_Exercise description_
Write out the whole listing exactly as it stands.

_The records_
start

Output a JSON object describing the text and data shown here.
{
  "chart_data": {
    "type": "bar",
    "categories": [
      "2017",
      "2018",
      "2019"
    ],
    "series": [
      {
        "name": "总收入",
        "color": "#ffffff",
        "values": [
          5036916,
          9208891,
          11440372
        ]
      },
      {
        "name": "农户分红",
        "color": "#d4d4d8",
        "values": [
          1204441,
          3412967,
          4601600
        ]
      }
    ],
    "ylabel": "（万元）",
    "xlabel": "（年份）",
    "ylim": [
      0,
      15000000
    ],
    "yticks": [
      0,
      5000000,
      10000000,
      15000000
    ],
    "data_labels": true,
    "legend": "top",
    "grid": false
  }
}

end

_Output of the exercise_
Output a JSON object describing the text and data shown here.
{
  "chart_data": {
    "type": "bar",
    "categories": [
      "2017",
      "2018",
      "2019"
    ],
    "series": [
      {
        "name": "总收入",
        "color": "#ffffff",
        "values": [
          5036916,
          9208891,
          11440372
        ]
      },
      {
        "name": "农户分红",
        "color": "#d4d4d8",
        "values": [
          1204441,
          3412967,
          4601600
        ]
      }
    ],
    "ylabel": "（万元）",
    "xlabel": "（年份）",
    "ylim": [
      0,
      15000000
    ],
    "yticks": [
      0,
      5000000,
      10000000,
      15000000
    ],
    "data_labels": true,
    "legend": "top",
    "grid": false
  }
}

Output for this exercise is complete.